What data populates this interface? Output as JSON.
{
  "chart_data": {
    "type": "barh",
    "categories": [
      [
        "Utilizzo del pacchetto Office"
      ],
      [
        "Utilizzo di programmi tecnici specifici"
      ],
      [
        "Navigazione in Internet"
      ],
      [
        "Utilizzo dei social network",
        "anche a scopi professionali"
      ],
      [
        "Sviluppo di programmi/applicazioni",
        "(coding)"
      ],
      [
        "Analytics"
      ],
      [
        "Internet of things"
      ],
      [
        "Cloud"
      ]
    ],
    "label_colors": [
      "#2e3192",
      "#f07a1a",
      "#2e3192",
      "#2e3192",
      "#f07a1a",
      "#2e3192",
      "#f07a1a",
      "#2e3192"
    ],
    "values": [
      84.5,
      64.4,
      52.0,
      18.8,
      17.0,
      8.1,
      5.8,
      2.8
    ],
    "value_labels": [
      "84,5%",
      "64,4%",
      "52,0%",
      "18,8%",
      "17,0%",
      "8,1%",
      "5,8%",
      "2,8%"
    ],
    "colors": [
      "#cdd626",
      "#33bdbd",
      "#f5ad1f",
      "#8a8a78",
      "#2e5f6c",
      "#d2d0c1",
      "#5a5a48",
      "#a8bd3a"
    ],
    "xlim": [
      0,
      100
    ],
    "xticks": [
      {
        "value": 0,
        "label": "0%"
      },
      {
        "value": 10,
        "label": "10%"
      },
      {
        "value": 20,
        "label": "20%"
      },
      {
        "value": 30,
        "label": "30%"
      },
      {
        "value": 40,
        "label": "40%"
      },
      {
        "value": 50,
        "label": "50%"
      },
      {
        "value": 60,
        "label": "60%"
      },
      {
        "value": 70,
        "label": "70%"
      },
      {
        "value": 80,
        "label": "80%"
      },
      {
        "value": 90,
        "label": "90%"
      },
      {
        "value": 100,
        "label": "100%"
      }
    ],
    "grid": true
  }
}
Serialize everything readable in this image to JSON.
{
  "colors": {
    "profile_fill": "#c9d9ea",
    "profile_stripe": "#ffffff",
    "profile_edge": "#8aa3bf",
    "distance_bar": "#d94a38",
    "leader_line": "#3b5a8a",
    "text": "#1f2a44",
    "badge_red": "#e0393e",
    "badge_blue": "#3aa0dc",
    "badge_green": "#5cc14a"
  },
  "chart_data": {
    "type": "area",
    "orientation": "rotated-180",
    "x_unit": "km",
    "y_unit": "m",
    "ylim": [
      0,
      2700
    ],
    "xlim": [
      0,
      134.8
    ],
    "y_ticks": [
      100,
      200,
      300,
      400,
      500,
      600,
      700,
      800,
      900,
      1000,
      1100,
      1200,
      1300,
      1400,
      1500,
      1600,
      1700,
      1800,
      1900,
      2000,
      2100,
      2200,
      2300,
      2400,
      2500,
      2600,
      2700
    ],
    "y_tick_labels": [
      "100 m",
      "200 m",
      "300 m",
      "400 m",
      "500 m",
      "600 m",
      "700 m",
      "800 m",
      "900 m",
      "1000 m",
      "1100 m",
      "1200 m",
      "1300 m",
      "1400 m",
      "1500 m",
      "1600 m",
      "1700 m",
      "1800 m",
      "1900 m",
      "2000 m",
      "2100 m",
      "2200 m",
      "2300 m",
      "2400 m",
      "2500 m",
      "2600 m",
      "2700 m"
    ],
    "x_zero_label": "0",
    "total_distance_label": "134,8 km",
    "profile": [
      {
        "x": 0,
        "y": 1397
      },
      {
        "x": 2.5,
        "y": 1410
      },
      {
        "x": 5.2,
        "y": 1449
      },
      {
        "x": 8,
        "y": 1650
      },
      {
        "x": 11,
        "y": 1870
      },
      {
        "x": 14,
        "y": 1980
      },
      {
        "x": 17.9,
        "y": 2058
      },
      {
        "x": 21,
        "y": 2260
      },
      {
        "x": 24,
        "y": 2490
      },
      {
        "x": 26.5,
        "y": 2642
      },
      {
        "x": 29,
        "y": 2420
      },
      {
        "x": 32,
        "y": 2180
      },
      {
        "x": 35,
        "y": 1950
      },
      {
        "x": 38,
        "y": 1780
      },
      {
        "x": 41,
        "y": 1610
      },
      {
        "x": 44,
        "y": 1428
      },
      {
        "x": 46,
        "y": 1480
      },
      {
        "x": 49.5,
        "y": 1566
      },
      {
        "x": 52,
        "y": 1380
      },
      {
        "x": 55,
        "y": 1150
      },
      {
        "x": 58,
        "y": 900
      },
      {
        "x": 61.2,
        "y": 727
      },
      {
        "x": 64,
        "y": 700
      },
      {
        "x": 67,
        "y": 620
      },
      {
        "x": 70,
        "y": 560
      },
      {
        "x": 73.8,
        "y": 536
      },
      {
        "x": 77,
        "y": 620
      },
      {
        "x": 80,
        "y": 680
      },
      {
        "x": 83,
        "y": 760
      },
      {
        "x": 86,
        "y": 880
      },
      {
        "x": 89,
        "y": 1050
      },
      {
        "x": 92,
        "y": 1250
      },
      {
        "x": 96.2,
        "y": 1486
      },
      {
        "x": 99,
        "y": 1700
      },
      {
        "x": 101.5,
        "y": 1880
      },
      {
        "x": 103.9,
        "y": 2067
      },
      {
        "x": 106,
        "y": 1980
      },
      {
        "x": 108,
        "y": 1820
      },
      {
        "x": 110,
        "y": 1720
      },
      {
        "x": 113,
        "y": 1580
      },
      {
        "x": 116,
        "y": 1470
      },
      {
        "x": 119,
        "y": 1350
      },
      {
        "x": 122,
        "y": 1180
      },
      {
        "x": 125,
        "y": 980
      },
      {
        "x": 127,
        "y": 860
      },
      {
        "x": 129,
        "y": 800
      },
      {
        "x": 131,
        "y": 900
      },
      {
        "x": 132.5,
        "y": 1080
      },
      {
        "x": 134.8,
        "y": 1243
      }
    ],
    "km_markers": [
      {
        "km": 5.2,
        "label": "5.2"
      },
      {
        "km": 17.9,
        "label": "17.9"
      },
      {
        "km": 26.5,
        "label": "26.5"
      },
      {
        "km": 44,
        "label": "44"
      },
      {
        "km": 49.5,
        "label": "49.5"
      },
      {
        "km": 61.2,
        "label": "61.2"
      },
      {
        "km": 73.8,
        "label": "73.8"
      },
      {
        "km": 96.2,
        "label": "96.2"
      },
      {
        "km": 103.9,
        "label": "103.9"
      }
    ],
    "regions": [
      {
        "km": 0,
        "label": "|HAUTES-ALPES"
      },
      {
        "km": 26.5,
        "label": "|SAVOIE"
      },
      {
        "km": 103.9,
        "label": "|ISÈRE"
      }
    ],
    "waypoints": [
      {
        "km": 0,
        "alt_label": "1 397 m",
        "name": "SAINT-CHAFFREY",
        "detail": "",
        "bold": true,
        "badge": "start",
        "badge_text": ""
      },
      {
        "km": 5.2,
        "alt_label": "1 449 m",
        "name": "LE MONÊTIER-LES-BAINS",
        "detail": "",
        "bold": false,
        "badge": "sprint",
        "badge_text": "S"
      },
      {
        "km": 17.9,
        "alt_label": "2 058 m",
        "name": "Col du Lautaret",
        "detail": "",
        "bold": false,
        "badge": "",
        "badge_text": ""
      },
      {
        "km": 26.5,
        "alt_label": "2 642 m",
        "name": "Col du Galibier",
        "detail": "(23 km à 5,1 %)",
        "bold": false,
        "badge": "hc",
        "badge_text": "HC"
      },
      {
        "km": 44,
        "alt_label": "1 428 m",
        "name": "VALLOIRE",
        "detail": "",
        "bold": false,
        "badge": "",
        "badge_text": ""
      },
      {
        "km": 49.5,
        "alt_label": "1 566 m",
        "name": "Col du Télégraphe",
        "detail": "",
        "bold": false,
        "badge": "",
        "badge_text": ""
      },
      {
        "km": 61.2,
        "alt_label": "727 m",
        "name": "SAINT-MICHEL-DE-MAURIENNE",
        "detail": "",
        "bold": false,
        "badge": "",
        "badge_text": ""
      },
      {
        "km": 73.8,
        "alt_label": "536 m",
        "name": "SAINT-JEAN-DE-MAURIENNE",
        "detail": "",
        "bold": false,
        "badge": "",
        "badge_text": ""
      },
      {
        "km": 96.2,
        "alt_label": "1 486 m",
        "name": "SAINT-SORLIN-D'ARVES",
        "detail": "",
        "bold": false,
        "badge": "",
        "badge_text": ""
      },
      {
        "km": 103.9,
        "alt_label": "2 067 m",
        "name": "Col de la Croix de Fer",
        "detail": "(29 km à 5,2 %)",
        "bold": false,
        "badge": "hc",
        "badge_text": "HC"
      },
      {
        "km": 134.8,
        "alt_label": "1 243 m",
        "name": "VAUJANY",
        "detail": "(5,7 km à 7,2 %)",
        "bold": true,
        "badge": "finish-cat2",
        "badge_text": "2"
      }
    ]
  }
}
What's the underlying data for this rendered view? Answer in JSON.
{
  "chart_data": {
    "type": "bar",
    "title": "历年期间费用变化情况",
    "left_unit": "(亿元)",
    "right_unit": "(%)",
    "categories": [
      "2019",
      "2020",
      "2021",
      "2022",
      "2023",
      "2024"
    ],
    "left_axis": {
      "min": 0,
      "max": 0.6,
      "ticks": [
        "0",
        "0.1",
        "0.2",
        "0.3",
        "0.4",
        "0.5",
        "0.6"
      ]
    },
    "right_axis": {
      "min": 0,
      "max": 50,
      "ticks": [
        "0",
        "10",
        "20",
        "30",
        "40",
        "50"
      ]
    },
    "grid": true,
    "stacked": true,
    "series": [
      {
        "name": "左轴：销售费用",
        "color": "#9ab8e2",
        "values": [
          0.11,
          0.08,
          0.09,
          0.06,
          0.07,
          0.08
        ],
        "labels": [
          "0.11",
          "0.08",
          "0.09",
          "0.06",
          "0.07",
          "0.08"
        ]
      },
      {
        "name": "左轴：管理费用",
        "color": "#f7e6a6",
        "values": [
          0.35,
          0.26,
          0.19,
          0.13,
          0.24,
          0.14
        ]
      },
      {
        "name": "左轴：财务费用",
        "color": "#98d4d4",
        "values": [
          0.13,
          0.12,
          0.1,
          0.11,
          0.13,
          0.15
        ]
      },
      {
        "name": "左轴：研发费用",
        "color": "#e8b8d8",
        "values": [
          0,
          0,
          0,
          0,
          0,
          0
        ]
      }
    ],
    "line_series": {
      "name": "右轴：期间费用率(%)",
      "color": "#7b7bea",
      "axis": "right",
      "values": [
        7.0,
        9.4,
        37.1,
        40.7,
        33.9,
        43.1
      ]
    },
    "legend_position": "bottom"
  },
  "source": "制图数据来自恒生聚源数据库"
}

# # # #

# Exercise objective
Pull out all lines from the entries above that include the word "Utilizzo".

# Result of this exercise
        "Utilizzo del pacchetto Office"
        "Utilizzo di programmi tecnici specifici"
        "Utilizzo dei social network",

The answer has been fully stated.